[Data excerpts]
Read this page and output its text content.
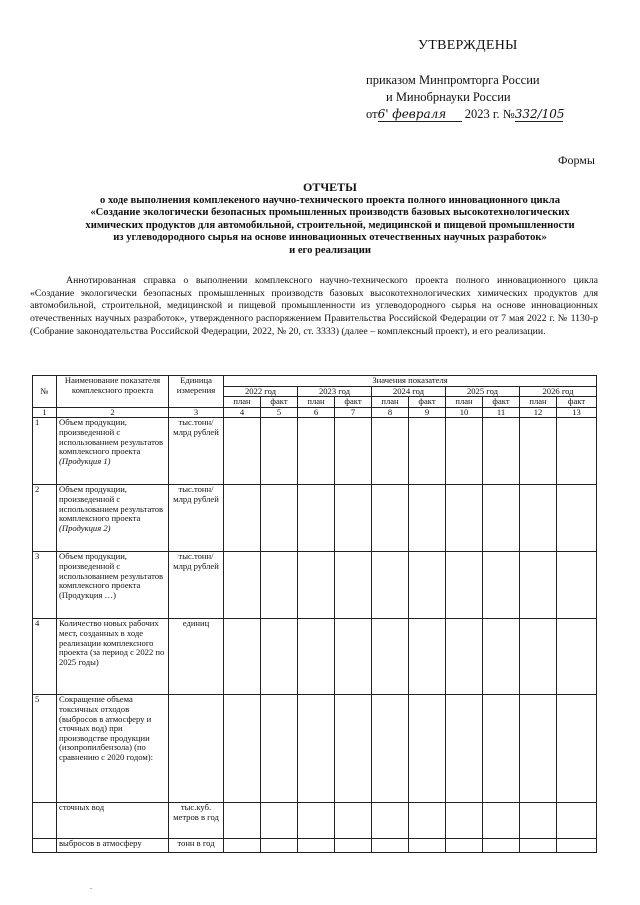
УТВЕРЖДЕНЫ
приказом Минпромторга России
и Минобрнауки России
от6' февраля 2023 г. №332/105
Формы
ОТЧЕТЫ
о ходе выполнения комплекеного научно-технического проекта полного инновационного цикла
«Создание экологически безопасных промышленных производств базовых высокотехнологических
химических продуктов для автомобильной, строительной, медицинской и пищевой промышленности
из углеводородного сырья на основе инновационных отечественных научных разработок»
и его реализации
Аннотированная справка о выполнении комплексного научно-технического проекта полного инновационного цикла «Создание экологически безопасных промышленных производств базовых высокотехнологических химических продуктов для автомобильной, строительной, медицинской и пищевой промышленности из углеводородного сырья на основе инновационных отечественных научных разработок», утвержденного распоряжением Правительства Российской Федерации от 7 мая 2022 г. № 1130-р (Собрание законодательства Российской Федерации, 2022, № 20, ст. 3333) (далее – комплексный проект), и его реализации.
№	Наименование показателя комплексного проекта	Единица измерения	Значения показателя									
			2022 год		2023 год		2024 год		2025 год		2026 год	
			план	факт	план	факт	план	факт	план	факт	план	факт
1	2	3	4	5	6	7	8	9	10	11	12	13
1	Объем продукции, произведенной с использованием результатов комплексного проекта (Продукция 1)	тыс.тонн/ млрд рублей										
2	Объем продукции, произведенной с использованием результатов комплексного проекта (Продукция 2)	тыс.тонн/ млрд рублей										
3	Объем продукции, произведенной с использованием результатов комплексного проекта (Продукция …)	тыс.тонн/ млрд рублей										
4	Количество новых рабочих мест, созданных в ходе реализации комплексного проекта (за период с 2022 по 2025 годы)	единиц										
5	Сокращение объема токсичных отходов (выбросов в атмосферу и сточных вод) при производстве продукции (изопропилбензола) (по сравнению с 2020 годом):											
	сточных вод	тыс.куб. метров в год										
	выбросов в атмосферу	тонн в год										
.
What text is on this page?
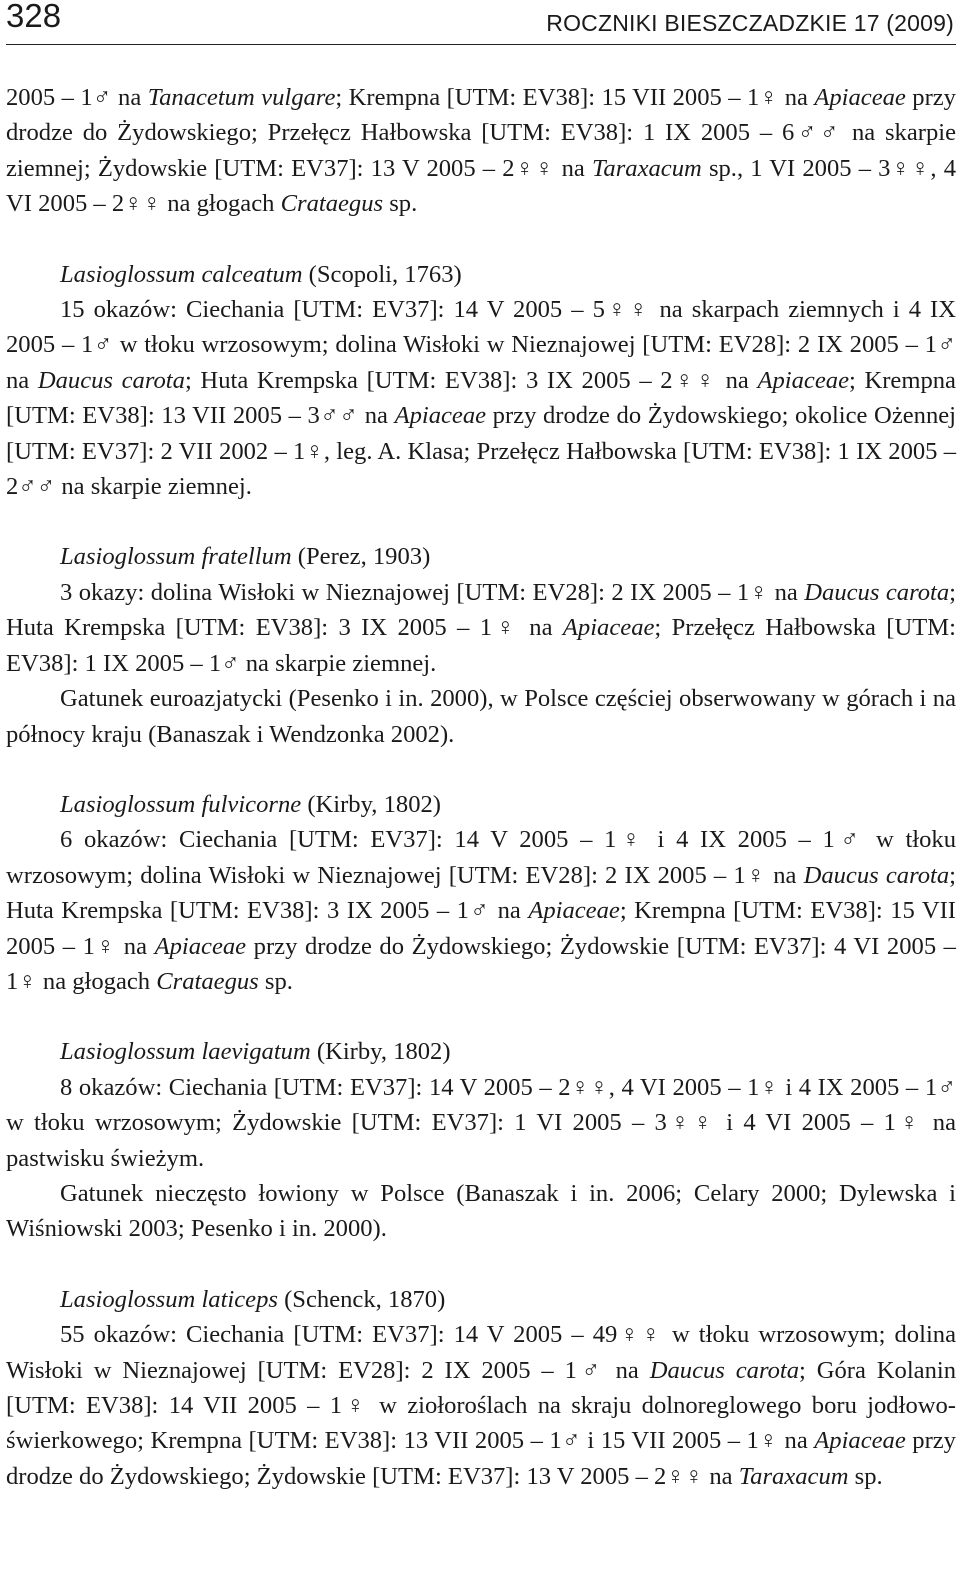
328	ROCZNIKI BIESZCZADZKIE 17 (2009)

2005 – 1♂ na Tanacetum vulgare; Krempna [UTM: EV38]: 15 VII 2005 – 1♀ na Apiaceae przy drodze do Żydowskiego; Przełęcz Hałbowska [UTM: EV38]: 1 IX 2005 – 6♂♂ na skarpie ziemnej; Żydowskie [UTM: EV37]: 13 V 2005 – 2♀♀ na Taraxacum sp., 1 VI 2005 – 3♀♀, 4 VI 2005 – 2♀♀ na głogach Crataegus sp.

Lasioglossum calceatum (Scopoli, 1763)

15 okazów: Ciechania [UTM: EV37]: 14 V 2005 – 5♀♀ na skarpach ziemnych i 4 IX 2005 – 1♂ w tłoku wrzosowym; dolina Wisłoki w Nieznajowej [UTM: EV28]: 2 IX 2005 – 1♂ na Daucus carota; Huta Krempska [UTM: EV38]: 3 IX 2005 – 2♀♀ na Apiaceae; Krempna [UTM: EV38]: 13 VII 2005 – 3♂♂ na Apiaceae przy drodze do Żydowskiego; okolice Ożennej [UTM: EV37]: 2 VII 2002 – 1♀, leg. A. Klasa; Przełęcz Hałbowska [UTM: EV38]: 1 IX 2005 – 2♂♂ na skarpie ziemnej.

Lasioglossum fratellum (Perez, 1903)

3 okazy: dolina Wisłoki w Nieznajowej [UTM: EV28]: 2 IX 2005 – 1♀ na Daucus carota; Huta Krempska [UTM: EV38]: 3 IX 2005 – 1♀ na Apiaceae; Przełęcz Hałbowska [UTM: EV38]: 1 IX 2005 – 1♂ na skarpie ziemnej.

Gatunek euroazjatycki (Pesenko i in. 2000), w Polsce częściej obserwowany w górach i na północy kraju (Banaszak i Wendzonka 2002).

Lasioglossum fulvicorne (Kirby, 1802)

6 okazów: Ciechania [UTM: EV37]: 14 V 2005 – 1♀ i 4 IX 2005 – 1♂ w tłoku wrzosowym; dolina Wisłoki w Nieznajowej [UTM: EV28]: 2 IX 2005 – 1♀ na Daucus carota; Huta Krempska [UTM: EV38]: 3 IX 2005 – 1♂ na Apiaceae; Krempna [UTM: EV38]: 15 VII 2005 – 1♀ na Apiaceae przy drodze do Żydowskiego; Żydowskie [UTM: EV37]: 4 VI 2005 – 1♀ na głogach Crataegus sp.

Lasioglossum laevigatum (Kirby, 1802)

8 okazów: Ciechania [UTM: EV37]: 14 V 2005 – 2♀♀, 4 VI 2005 – 1♀ i 4 IX 2005 – 1♂ w tłoku wrzosowym; Żydowskie [UTM: EV37]: 1 VI 2005 – 3♀♀ i 4 VI 2005 – 1♀ na pastwisku świeżym.

Gatunek nieczęsto łowiony w Polsce (Banaszak i in. 2006; Celary 2000; Dylewska i Wiśniowski 2003; Pesenko i in. 2000).

Lasioglossum laticeps (Schenck, 1870)

55 okazów: Ciechania [UTM: EV37]: 14 V 2005 – 49♀♀ w tłoku wrzosowym; dolina Wisłoki w Nieznajowej [UTM: EV28]: 2 IX 2005 – 1♂ na Daucus carota; Góra Kolanin [UTM: EV38]: 14 VII 2005 – 1♀ w ziołoroślach na skraju dolnoreglowego boru jodłowo-świerkowego; Krempna [UTM: EV38]: 13 VII 2005 – 1♂ i 15 VII 2005 – 1♀ na Apiaceae przy drodze do Żydowskiego; Żydowskie [UTM: EV37]: 13 V 2005 – 2♀♀ na Taraxacum sp.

**Your instructions**
Copy out the lines in which the string "использованием" appears.

**The solution**
1	Объем продукции, произведенной с использованием результатов комплексного проекта (Продукция 1)	тыс.тонн/ млрд рублей										
2	Объем продукции, произведенной с использованием результатов комплексного проекта (Продукция 2)	тыс.тонн/ млрд рублей										
3	Объем продукции, произведенной с использованием результатов комплексного проекта (Продукция …)	тыс.тонн/ млрд рублей										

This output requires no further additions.